Квантово и точка
Нобелевскую премию по химии в 2023 году дали Мунги Бавенди, Луису Брюсу и Алексею Екимову за открытие и исследование квантовых точек.
Как вы думаете, в какое время в мире больше использовались квантовые точки: в 1991 году, когда Алексей Екимов и Луис Брюс уже почти десять лет как синтезировали в своих лабораториях новый тип наночастиц, или в 1990 году, но… до нашей эры? Если бы древние египтяне наряду с теориями о вечной загробной жизни также успешно развивали квантовую механику и физическую химию, то возможно, что четвертинка от самой свежей химической «Нобелевки» в минувшую среду отправилась бы на берега Нила, ну а молчаливый Харон перевёз бы ценную посылку через Стикс. За небольшой процент от премии, конечно же. Шутки – шутками, а с нанокристаллическими частицами человечество действительно знакомо, как минимум, четыре тысячи лет, просто назвали некоторые из них квантовыми точками совсем недавно.
Уже упомянутые жители и жительницы Древнего Египта использовали краски для волос на основе оксида свинца для придания им – волосам – иссиня-чёрного цвета. Когда свинец контактировал с кератином волос, то он вступал в реакцию с серой из аминокислот, в результате чего образовывались наноразмерные кристаллы сульфида свинца. «Свинцовым» рецептом пользовались не одно тысячелетие – уж больно краска оказалась яркой и стойкой. Ещё один, ставший классическим, пример древних нанотехнологий – это кубок Ликурга – римская стеклянная чаша (диатрета) примерно IV века нашей эры. Её особенность – цвет. На просвет стекло кубка выглядит полупрозрачным и красным, а в отражённом свете – оно непрозрачное и зелёное. «Нахимичили» с цветом наночастицы серебра и золота, которые образовались в расплаве стекла. Однако понимание процессов, что происходит с кусочком вещества очень-очень маленького размера, пришло к учёным только с развитием квантовой механики в ХХ веке.

┄┄┄┄┄┄┄┄┄┄┄┄┄┄┄┄┄┄┄┄

Подхватите текст о квантовых точках и продолжите его сразу после последнего предложения. Строки, приведённые далее, для работы не понадобятся.

Строки набора данных
┄┄┄┄┄┄┄┄┄┄┄┄┄┄┄┄┄┄┄┄

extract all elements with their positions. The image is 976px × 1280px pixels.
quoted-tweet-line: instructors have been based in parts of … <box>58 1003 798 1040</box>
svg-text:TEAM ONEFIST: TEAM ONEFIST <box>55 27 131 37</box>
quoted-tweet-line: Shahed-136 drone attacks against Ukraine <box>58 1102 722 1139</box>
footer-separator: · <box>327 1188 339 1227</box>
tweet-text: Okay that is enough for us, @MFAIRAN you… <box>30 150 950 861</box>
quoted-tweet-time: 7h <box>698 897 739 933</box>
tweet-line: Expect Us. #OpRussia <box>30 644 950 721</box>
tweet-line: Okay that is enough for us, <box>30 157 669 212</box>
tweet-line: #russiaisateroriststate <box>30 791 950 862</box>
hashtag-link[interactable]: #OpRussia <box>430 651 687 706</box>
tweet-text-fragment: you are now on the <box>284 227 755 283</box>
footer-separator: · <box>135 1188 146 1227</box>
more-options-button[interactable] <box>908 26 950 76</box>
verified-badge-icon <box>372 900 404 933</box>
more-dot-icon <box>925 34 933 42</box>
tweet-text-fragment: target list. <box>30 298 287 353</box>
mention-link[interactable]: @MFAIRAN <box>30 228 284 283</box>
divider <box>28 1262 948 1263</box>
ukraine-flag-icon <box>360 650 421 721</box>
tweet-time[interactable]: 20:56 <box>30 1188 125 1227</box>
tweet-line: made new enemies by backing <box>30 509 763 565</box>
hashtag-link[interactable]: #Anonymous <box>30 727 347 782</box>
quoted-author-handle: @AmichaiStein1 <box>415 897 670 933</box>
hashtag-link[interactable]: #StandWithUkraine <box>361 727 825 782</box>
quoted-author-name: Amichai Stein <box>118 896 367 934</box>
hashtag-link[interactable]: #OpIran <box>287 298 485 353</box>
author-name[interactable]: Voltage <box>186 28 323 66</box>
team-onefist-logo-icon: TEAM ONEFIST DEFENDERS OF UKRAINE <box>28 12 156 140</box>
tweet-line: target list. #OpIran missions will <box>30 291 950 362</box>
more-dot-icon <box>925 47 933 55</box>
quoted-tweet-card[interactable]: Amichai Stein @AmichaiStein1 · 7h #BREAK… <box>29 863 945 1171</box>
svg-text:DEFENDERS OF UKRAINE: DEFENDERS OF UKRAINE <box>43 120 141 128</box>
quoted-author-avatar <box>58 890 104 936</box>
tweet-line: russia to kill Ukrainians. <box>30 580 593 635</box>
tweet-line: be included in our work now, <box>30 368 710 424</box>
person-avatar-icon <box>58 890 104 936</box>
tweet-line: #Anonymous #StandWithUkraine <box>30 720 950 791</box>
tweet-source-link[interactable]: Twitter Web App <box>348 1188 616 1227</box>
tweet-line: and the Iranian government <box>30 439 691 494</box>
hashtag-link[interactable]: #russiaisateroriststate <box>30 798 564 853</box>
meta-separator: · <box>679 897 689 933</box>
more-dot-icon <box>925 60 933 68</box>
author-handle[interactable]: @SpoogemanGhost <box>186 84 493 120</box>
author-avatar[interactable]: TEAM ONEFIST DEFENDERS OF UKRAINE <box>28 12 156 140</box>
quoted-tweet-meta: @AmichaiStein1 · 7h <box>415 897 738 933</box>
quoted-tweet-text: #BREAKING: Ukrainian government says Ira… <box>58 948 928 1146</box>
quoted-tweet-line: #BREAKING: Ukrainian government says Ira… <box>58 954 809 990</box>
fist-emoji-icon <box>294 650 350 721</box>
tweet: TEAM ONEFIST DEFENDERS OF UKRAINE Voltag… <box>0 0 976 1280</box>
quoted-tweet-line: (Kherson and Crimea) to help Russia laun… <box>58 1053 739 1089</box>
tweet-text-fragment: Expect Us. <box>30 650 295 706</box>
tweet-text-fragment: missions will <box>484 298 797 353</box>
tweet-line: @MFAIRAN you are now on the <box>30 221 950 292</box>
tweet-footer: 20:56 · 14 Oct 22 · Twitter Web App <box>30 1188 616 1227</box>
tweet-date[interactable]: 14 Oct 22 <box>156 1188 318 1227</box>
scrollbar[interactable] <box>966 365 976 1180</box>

┄┄┄┄┄┄┄┄┄┄┄┄┄┄┄┄┄┄┄┄

Ответ к заданию:
Все химические вещества состоят из атомов, а атомы – из ядер и электронов. Физики могли бы сказать, что ядра состоят из протонов и нейтронов, а те из всяких кварков – но физики уже получили свою Нобелевскую, поэтому речь пойдёт всё-таки про химию. Всё многообразие химических свойств веществ зависит от того, сколько электронов находится вокруг ядра химического элемента и как они «размазаны» по пространству. Электрон – частица элементарная и очень маленькая. Классической физикой поведение электронов описывается плохо, поэтому, чтобы понять, как там устроены атомы и молекулы, пришлось в начале ХХ века «придумать» квантовую механику. Электрон стал не только частицей, но и волной, а его поведение стали описывать волновыми функциями – абстрактными математическими объектами, которые оказались удивительно хороши для описания объектов микромира. И у этого микромира открылись удивительные и неожиданные свойства.
Например, если мы возьмём железный брусок и распилим его пополам, то у нас получится два одинаковых куска железа. При этом, как вещество, килограмм железа и полкило железа будут абсолютно одинаковыми. Возьмём и распилим получившиеся бруски ещё раз пополам, а потом ещё и ещё. И так до тех пор, пока длина «обрезков» не станет измеряться десятками атомов. Вроде бы, с формальной точки зрения, это будет всё то же железо, и свойства у него должны быть такие же «железные», но не тут-то было. При переходе к пресловутому «нано-размеру» у вещества появляются такие свойства, которых не было у кусочков побольше или они начинают меняться. Потому что всё дело в электронах. Электроны в «больших» кусках вещества «не чувствуют» его границ. Электрон, окружённый миллионом атомов и миллионом миллионов атомов «ощущает» себя практически одинаково, как бы в бесконечном атомном поле. Словно маленький муравей в центре огромного пшеничного поля – будь оно размером километр на километр или десять на десять, на его жизнь это никак не повлияет. Но всё меняется, когда границы вещества находятся не «где-то там за горизонтом», а в десятке-другом атомов слева или справа.
В квантовой механике существует такая классическая задача – описать поведение электрона в бесконечно глубокой потенциальной яме. По законам «обычной» механики электрон мог бы «прыгать» на любую высоту в этой яме, на сколько ему хватит сил, т.е. энергии. Но в квантовом мире в этой яме появляются строго определённые «этажи» – уровни энергии, и электрону прыгать можно только по ним. В случае с наночастицей роль стенок бесконечной ямы выполняют её границы – будем считать, что внутри наночастицы электрон может свободно путешествовать, а выпрыгнуть за её границы уже не может. Электрон начинает как бы «чувствовать» существование таких границ, и это влияет на его состояние и, как следствие, на свойства наночастицы в целом. Появляется так называемый квантовый размерный эффект – изменение свойств вещества при приближении его размеров к наноразмерам.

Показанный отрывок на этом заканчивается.